# Excerpt to read
----------

In a recently published study, Effects of Individualized Oxygenation Targets on Mortality in Critically Ill Adults: A Machine Learning Analysis, researchers from Aotearoa New Zealand collaborating with scientists in the United States have unlocked a new frontier in medicine using advanced machine learning techniques.
Traditionally, randomised clinical trials determine the average effect of treatments on patient outcomes. Such clinical trials have revolutionised medicine by providing high-quality evidence on the effect of treatments on patient outcomes; however, one key problem with these trials is that they assume every patient responds to treatment in the same way.
In their recent study, a collaborative research team used machine learning to generate individualised predictions about the effect of higher or lower amounts of oxygen on mortality in critically ill adults receiving life support in the intensive care unit (ICU).
Specifically, they used the data from one study, the Pragmatic Investigation of Optimal Oxygen Targets (PILOT) trial, to generate a model using machine learning, and then they tested the model using data from another trial, the Intensive Care Unit Randomized Trial Comparing Two Approaches to Oxygen Therapy (ICU-ROX) trial.

----------

# Work required
Please write out the passage on individualized oxygen targets word for word, starting at "Specifically, they used" and ending at "Therapy (ICU-ROX) trial.".

----------

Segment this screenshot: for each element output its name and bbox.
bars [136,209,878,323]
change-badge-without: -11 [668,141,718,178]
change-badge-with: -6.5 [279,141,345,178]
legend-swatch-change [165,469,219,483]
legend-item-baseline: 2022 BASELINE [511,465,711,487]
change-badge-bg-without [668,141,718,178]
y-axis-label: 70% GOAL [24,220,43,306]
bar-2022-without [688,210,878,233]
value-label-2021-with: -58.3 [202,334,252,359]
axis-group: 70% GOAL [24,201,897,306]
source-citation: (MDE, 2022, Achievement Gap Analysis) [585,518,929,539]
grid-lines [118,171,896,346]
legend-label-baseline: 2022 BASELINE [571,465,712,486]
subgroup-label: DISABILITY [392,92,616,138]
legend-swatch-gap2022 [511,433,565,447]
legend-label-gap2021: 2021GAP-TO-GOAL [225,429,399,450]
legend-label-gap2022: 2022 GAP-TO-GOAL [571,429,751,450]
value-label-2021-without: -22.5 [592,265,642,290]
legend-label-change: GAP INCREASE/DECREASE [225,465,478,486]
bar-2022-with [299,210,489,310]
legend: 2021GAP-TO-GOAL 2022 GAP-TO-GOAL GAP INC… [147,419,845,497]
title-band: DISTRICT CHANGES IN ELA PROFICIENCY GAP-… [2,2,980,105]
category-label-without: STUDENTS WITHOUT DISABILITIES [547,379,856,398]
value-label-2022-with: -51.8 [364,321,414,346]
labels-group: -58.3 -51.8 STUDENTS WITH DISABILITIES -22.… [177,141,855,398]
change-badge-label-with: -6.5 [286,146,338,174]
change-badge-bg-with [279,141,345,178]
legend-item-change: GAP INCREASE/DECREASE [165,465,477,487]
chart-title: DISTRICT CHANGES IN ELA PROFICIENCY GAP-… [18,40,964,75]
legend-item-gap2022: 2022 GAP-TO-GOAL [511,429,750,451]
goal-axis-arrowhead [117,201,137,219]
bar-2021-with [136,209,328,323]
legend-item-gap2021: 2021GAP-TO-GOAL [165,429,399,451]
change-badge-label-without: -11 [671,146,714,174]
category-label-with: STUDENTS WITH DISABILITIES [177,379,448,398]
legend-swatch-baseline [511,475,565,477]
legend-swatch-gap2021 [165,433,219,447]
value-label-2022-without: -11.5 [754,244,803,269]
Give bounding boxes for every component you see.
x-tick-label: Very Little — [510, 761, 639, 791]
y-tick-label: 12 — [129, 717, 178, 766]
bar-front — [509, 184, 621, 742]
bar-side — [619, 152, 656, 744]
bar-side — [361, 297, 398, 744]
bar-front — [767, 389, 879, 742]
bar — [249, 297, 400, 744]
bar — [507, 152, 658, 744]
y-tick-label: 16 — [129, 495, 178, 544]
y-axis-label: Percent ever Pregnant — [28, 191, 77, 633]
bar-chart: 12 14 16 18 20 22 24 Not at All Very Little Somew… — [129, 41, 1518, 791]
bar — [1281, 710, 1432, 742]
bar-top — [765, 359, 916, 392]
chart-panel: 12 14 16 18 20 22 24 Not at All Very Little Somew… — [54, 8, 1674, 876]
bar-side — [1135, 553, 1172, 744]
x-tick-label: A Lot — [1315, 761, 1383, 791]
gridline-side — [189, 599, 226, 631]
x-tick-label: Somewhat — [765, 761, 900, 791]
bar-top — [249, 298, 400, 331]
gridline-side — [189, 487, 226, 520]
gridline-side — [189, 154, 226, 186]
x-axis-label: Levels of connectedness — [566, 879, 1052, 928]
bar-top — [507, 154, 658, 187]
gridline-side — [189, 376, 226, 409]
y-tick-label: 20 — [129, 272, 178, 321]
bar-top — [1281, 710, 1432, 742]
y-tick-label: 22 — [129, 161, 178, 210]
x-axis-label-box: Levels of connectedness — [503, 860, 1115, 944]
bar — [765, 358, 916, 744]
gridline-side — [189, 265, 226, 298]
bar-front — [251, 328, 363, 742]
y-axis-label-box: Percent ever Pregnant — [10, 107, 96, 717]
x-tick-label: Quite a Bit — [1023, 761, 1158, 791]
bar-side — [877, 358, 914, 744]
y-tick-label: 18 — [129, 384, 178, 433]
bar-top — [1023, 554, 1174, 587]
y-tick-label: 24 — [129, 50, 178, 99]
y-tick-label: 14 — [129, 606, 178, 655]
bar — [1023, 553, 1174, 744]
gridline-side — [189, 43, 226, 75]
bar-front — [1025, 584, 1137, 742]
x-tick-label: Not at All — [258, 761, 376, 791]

----------

# Exercise answer
Specifically, they used the data from one study, the Pragmatic Investigation of Optimal Oxygen Targets (PILOT) trial, to generate a model using machine learning, and then they tested the model using data from another trial, the Intensive Care Unit Randomized Trial Comparing Two Approaches to Oxygen Therapy (ICU-ROX) trial.